• **TEXT EXCERPT**:
However, while Aaron and Shylock's acts of atrocity are both predicated on their difference, they take vastly different forms. Aaron's evil is seemingly motiveless, and can be seen as an expression of his moral and physical 'blackness', and this explanation for Aaron's crimes also seems to point to the conclusion of his personal narrative. Shakespeare paints Aaron as a creature of pure evil that admires the destruction that he causes. When asked if he is sorry to have done so many wrongs, he responds by saying, "[I am sorry] that I had not done a thousand more./ Even now I curse the day - and yet I think/ Few come within the compass of my curse/ Wherein I did not some notorious ill... But I have done a thousand dreadful things,/ As willingly as one would kill a fly,/ And nothing grieves me heartily, indeed,/ But that I cannot do a thousand more" (TA V.i.124-144). Aaron's embrace of his evil is demonstrated with his wholehearted acceptance of his son, who he views as a mirror image, "the vigor and the picture of my youth:/ This before all the world I do prefer" (TA IV.ii.108-109). He is dedicated to preserving this self-image, and, because of this, is willing to reveal everything in order to assure its continuance. His depravity is the motivation behind his crimes, and thus he is completely dedicated to its preservation.

Shylock's case presents several differences from Aaron's. Though his actions are also due to his status as an outsider, they are differently motivated. Rather than reveling in his differentness, Shylock is taking revenge upon Antonio's persecution of his differences, and, in the process, stating his common humanity. Shylock feels that he must take revenge upon Antonio because:

"He hath disgrac'd me, and hind'red me half a million, laugh'd at my losses, mock'd at my gains, scorn'd my nation, thwarted my bargains, cool'd my friends, heated mine enemies; and what's his reason? I am a Jew. Hath not a Jew eyes? Hath not a Jew hands, organs, dimensions, senses, affections, passions... as a Christian is? If you prick us, do we not bleed? If you tickle us, do we not laugh? If you poison us, do we not die? And if you wrong us, shall we not revenge?" (MV III.i.54-67)

• **SUPPLIED MATERIAL**:
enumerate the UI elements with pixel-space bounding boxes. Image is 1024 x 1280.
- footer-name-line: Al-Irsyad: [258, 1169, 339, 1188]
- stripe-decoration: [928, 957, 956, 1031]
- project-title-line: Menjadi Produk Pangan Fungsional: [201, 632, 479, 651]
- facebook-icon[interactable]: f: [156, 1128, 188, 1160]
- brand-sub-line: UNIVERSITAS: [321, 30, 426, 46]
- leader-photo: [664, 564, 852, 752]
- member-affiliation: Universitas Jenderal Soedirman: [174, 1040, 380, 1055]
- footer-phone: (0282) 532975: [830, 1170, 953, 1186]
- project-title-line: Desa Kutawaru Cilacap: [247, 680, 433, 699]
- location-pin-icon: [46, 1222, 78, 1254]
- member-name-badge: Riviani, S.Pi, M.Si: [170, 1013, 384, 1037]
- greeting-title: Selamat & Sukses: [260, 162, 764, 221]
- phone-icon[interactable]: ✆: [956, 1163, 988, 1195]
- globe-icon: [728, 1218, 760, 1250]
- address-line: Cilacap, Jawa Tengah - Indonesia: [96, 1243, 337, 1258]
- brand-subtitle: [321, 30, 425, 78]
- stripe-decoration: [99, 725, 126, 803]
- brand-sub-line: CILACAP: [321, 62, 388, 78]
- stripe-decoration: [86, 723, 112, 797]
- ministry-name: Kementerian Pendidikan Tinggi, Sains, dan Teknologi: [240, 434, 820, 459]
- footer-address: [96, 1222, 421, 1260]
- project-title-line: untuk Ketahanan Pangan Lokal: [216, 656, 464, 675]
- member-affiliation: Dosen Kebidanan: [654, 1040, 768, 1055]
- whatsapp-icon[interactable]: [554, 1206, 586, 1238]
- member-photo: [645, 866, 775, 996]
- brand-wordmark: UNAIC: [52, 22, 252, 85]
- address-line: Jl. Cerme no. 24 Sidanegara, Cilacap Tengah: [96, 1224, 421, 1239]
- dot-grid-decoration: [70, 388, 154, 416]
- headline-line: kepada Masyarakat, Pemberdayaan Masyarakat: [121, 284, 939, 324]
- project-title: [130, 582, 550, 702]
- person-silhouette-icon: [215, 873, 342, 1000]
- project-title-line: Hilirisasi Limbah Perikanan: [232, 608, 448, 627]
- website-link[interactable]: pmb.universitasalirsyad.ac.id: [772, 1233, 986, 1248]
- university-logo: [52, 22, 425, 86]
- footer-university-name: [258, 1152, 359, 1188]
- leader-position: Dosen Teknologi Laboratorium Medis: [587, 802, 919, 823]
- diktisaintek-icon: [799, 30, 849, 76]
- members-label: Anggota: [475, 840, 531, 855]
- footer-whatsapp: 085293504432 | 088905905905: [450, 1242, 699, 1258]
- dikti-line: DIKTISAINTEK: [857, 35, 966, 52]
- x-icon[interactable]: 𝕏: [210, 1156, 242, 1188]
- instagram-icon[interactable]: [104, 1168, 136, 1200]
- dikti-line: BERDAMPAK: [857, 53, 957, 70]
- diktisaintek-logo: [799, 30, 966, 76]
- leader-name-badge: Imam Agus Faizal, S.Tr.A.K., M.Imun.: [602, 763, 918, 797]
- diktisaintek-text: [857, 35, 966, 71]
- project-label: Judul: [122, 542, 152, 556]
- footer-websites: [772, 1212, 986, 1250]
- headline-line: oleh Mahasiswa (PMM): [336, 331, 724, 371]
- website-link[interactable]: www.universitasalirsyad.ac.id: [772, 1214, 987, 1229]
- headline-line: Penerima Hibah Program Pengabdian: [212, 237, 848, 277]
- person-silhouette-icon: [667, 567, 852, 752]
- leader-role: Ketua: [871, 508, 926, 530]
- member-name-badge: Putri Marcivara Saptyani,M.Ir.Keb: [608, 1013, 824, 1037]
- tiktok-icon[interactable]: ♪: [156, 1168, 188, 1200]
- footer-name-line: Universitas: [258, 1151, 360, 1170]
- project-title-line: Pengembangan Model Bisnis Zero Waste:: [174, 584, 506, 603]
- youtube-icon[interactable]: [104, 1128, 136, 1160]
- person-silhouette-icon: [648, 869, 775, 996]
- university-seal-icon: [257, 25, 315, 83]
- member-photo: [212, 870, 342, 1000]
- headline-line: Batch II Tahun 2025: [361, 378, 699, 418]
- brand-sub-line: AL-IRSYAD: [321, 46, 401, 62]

• **WORK INSTRUCTION**:
In the text on Aaron and Shylock, how does Aaron view his son?

• **ANSWER SPACE**:
As a mirror image of himself, "the vigor and the picture of my youth."